__Short task__: Find each line containing the string "series". Copy it.

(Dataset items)

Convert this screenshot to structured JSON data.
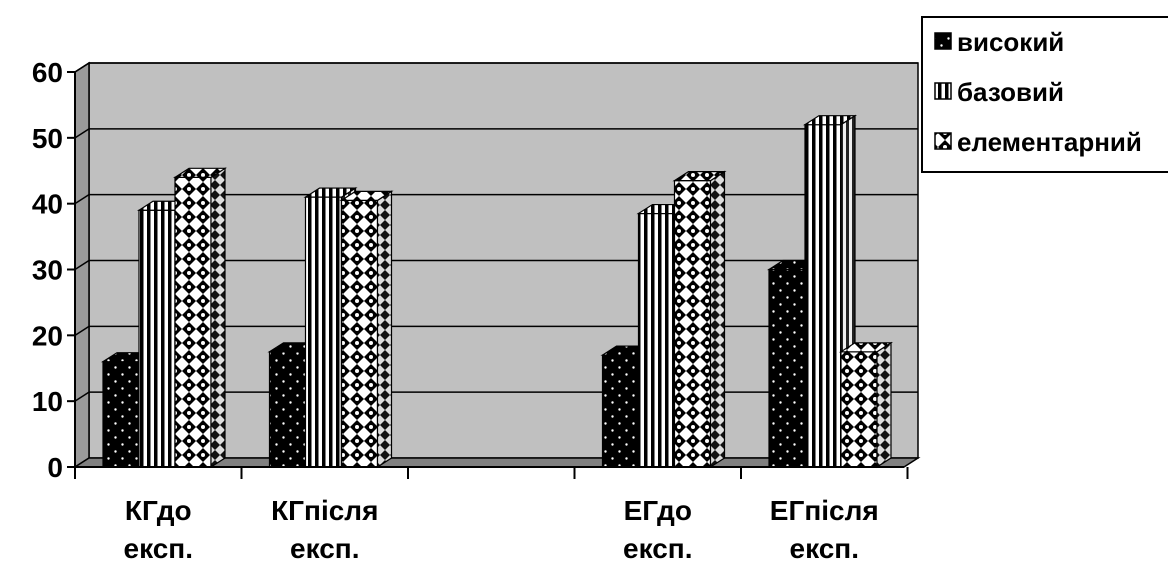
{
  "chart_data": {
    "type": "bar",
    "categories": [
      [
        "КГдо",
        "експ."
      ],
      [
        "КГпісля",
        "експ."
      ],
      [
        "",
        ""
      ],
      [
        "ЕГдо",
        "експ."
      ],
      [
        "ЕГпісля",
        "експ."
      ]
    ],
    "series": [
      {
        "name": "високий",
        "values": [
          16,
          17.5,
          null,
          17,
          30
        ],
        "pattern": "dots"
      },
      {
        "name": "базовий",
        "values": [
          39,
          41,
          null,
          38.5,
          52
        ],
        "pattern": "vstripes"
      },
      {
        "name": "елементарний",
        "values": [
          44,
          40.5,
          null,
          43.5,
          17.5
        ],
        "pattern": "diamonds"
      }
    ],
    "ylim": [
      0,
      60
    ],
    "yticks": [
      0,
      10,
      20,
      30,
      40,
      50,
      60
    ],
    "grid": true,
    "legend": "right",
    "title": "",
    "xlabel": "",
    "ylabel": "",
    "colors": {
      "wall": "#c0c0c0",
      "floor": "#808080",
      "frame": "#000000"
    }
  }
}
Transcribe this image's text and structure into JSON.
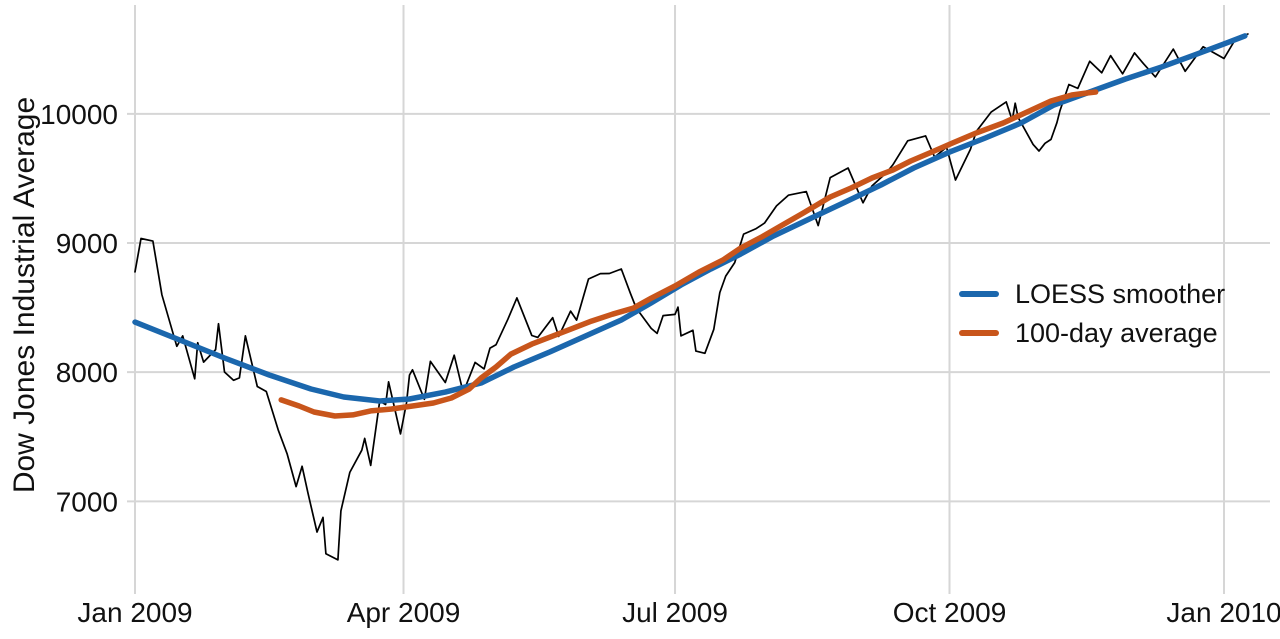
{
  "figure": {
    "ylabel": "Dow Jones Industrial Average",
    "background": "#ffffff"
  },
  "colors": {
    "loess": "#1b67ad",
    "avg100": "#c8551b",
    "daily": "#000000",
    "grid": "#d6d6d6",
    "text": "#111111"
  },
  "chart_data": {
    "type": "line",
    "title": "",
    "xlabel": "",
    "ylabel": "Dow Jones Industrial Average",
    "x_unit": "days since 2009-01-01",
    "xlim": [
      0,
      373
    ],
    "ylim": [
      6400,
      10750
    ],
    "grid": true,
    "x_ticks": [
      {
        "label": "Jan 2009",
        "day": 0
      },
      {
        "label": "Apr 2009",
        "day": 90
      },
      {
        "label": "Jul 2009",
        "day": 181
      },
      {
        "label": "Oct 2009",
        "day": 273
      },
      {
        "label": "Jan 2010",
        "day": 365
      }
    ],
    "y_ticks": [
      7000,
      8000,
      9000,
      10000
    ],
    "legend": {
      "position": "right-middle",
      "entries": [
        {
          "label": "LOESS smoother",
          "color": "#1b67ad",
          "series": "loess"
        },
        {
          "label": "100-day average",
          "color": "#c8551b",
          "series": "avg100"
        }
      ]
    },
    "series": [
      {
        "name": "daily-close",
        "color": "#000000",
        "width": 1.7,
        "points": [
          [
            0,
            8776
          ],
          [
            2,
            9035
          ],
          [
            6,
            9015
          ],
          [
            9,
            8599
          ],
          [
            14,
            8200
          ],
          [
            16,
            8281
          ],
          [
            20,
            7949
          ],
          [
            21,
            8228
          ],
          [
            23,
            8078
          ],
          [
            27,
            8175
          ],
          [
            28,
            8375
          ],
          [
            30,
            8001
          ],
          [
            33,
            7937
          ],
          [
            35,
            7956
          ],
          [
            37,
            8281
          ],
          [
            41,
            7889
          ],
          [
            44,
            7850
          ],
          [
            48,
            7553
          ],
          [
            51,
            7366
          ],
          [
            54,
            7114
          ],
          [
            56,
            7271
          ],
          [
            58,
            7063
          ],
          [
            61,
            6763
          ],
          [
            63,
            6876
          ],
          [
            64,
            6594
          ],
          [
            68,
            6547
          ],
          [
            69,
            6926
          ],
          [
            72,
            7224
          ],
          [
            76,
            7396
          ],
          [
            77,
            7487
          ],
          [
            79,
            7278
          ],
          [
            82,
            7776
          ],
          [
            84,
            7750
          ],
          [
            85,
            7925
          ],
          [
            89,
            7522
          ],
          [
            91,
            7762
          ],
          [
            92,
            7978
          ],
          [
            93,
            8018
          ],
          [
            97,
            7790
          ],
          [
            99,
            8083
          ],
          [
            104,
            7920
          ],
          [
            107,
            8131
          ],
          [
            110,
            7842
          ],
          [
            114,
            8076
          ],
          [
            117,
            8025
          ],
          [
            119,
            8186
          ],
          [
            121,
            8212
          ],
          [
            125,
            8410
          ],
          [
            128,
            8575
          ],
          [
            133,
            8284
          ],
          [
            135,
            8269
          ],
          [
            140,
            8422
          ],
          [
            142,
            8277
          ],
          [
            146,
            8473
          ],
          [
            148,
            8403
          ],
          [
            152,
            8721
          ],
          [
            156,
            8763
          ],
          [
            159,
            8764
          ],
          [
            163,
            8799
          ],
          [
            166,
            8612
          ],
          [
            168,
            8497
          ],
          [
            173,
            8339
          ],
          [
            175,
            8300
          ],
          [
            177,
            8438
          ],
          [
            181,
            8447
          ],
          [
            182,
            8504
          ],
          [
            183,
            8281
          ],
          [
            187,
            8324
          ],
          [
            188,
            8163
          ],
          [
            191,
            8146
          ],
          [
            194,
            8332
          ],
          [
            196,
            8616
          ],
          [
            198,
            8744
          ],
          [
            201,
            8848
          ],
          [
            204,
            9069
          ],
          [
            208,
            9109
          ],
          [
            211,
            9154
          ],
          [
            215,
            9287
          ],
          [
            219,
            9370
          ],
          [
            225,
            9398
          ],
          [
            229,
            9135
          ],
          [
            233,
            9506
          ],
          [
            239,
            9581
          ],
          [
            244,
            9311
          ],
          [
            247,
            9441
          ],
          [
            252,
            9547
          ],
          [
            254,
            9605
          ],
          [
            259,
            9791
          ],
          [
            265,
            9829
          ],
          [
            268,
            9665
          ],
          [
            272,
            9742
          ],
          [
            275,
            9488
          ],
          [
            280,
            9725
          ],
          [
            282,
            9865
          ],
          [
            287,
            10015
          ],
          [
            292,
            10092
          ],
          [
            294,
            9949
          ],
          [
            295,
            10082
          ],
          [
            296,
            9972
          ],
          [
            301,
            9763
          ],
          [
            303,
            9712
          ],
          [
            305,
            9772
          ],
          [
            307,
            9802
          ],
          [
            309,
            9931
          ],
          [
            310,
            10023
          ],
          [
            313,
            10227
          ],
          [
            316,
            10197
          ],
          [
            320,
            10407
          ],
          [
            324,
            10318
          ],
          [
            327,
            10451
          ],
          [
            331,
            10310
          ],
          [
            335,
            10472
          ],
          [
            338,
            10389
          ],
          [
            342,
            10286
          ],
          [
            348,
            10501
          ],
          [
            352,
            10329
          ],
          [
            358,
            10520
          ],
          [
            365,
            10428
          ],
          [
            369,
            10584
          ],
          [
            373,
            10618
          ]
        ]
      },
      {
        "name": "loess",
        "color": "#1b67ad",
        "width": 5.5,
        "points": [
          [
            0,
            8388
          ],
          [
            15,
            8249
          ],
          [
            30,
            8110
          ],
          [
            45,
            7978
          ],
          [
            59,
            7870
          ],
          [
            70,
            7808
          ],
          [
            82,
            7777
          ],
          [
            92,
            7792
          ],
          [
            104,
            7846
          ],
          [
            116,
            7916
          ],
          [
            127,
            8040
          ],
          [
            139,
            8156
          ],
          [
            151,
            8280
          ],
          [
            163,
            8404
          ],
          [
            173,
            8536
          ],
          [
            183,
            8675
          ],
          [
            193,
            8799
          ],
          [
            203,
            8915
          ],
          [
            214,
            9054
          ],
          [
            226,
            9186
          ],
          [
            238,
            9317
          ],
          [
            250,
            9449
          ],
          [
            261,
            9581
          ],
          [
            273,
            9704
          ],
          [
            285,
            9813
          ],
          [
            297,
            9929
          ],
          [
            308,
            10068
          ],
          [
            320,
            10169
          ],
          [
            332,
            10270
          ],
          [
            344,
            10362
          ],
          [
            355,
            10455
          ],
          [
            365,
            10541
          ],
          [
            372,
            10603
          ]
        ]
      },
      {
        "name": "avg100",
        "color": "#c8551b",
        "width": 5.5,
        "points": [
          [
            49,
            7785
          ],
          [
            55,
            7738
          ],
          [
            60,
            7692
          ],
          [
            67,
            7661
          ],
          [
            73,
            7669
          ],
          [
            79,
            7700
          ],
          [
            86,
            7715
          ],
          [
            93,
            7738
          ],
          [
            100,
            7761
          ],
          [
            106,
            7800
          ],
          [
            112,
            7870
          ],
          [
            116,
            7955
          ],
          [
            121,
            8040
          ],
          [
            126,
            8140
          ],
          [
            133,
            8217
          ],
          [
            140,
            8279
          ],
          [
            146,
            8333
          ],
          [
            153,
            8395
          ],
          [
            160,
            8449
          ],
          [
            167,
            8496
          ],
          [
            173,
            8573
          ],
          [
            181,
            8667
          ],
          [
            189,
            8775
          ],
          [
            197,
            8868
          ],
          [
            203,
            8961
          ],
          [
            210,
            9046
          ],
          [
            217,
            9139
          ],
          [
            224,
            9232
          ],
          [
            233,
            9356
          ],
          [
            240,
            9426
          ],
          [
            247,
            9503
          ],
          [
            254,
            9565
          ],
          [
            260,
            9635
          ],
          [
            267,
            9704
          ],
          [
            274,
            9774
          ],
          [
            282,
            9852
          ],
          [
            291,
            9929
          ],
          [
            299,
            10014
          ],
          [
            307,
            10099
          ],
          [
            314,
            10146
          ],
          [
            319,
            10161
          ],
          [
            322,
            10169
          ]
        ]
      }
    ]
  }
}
==
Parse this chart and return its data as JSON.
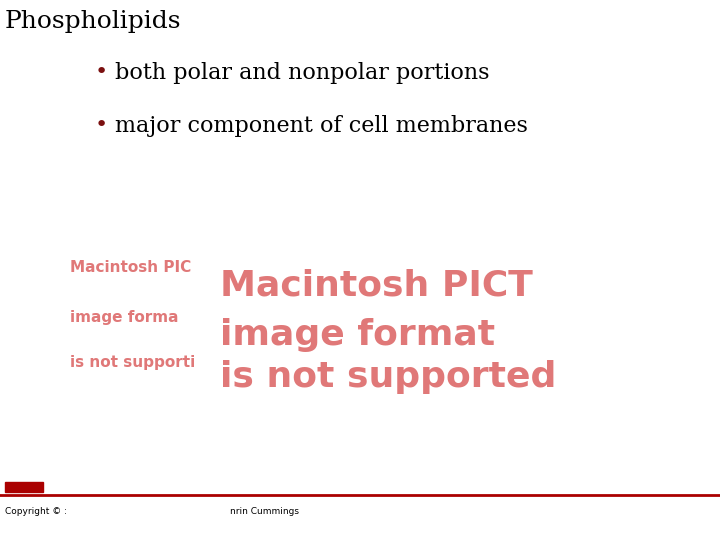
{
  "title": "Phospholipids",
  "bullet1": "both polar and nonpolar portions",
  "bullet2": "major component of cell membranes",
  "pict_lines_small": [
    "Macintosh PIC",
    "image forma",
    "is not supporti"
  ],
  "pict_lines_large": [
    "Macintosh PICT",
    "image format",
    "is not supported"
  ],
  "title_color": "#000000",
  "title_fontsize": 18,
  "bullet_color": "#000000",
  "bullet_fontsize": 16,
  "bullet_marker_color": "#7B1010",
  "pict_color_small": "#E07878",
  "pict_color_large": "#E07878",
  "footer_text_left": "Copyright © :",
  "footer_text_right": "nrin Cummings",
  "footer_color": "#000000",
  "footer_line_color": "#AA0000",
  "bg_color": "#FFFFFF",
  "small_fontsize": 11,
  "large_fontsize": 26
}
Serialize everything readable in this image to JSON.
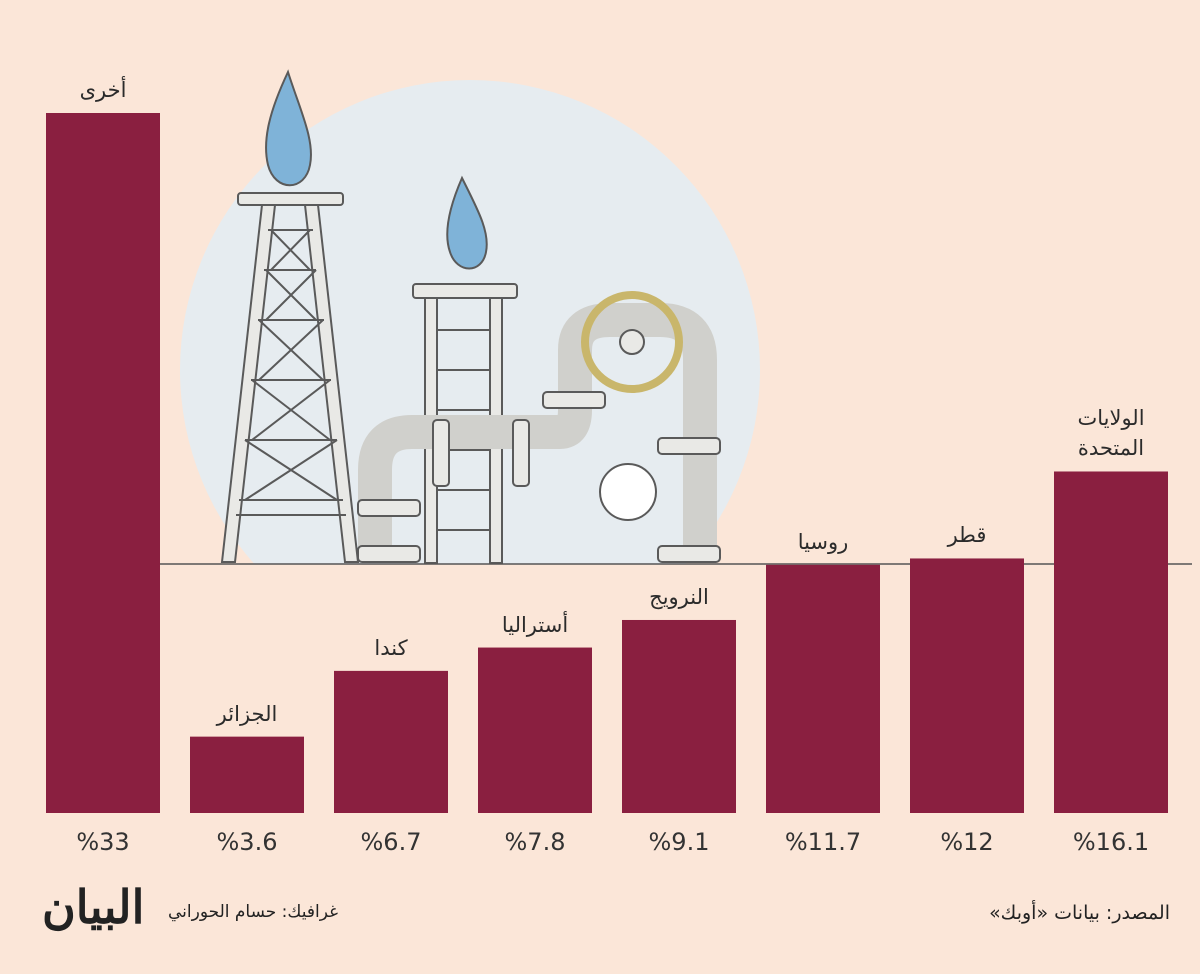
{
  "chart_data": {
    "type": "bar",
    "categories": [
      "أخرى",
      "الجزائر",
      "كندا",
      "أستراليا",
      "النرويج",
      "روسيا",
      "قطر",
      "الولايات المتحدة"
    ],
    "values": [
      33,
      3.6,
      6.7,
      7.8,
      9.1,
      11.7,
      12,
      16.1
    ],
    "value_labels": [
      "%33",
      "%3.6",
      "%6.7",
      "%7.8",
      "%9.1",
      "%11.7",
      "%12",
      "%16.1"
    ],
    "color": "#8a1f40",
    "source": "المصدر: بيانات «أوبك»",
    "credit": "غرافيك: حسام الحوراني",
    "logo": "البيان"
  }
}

__Correct output__:
    "series": [
          "series": "loess"
          "series": "avg100"
    "series": [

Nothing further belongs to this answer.